• Set task: Extract all of the entries and give them again, word for word.

• Given records:
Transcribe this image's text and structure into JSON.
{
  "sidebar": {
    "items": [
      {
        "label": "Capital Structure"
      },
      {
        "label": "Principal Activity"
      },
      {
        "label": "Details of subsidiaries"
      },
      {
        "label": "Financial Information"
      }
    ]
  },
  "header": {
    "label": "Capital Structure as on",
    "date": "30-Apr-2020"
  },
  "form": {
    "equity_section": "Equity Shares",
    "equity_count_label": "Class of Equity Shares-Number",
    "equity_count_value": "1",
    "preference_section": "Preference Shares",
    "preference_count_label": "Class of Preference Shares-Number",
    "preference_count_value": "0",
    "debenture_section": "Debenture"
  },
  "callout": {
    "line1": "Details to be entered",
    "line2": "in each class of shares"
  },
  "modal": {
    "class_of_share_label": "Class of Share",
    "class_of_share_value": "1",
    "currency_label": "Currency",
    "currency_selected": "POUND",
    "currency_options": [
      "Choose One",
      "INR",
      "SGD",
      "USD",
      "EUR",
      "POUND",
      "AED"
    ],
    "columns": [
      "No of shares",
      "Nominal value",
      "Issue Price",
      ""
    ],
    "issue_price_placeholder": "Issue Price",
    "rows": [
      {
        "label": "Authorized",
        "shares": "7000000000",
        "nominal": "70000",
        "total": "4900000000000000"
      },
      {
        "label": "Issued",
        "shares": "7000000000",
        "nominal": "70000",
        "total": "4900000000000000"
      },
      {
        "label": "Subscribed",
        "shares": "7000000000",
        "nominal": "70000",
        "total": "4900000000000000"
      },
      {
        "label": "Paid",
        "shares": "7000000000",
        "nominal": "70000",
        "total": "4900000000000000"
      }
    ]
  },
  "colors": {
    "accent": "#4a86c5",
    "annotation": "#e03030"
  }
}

• Solution:
Transcribe this image's text and structure into JSON.
{
  "sidebar": {
    "items": [
      {
        "label": "Capital Structure"
      },
      {
        "label": "Principal Activity"
      },
      {
        "label": "Details of subsidiaries"
      },
      {
        "label": "Financial Information"
      }
    ]
  },
  "header": {
    "label": "Capital Structure as on",
    "date": "30-Apr-2020"
  },
  "form": {
    "equity_section": "Equity Shares",
    "equity_count_label": "Class of Equity Shares-Number",
    "equity_count_value": "1",
    "preference_section": "Preference Shares",
    "preference_count_label": "Class of Preference Shares-Number",
    "preference_count_value": "0",
    "debenture_section": "Debenture"
  },
  "callout": {
    "line1": "Details to be entered",
    "line2": "in each class of shares"
  },
  "modal": {
    "class_of_share_label": "Class of Share",
    "class_of_share_value": "1",
    "currency_label": "Currency",
    "currency_selected": "POUND",
    "currency_options": [
      "Choose One",
      "INR",
      "SGD",
      "USD",
      "EUR",
      "POUND",
      "AED"
    ],
    "columns": [
      "No of shares",
      "Nominal value",
      "Issue Price",
      ""
    ],
    "issue_price_placeholder": "Issue Price",
    "rows": [
      {
        "label": "Authorized",
        "shares": "7000000000",
        "nominal": "70000",
        "total": "4900000000000000"
      },
      {
        "label": "Issued",
        "shares": "7000000000",
        "nominal": "70000",
        "total": "4900000000000000"
      },
      {
        "label": "Subscribed",
        "shares": "7000000000",
        "nominal": "70000",
        "total": "4900000000000000"
      },
      {
        "label": "Paid",
        "shares": "7000000000",
        "nominal": "70000",
        "total": "4900000000000000"
      }
    ]
  },
  "colors": {
    "accent": "#4a86c5",
    "annotation": "#e03030"
  }
}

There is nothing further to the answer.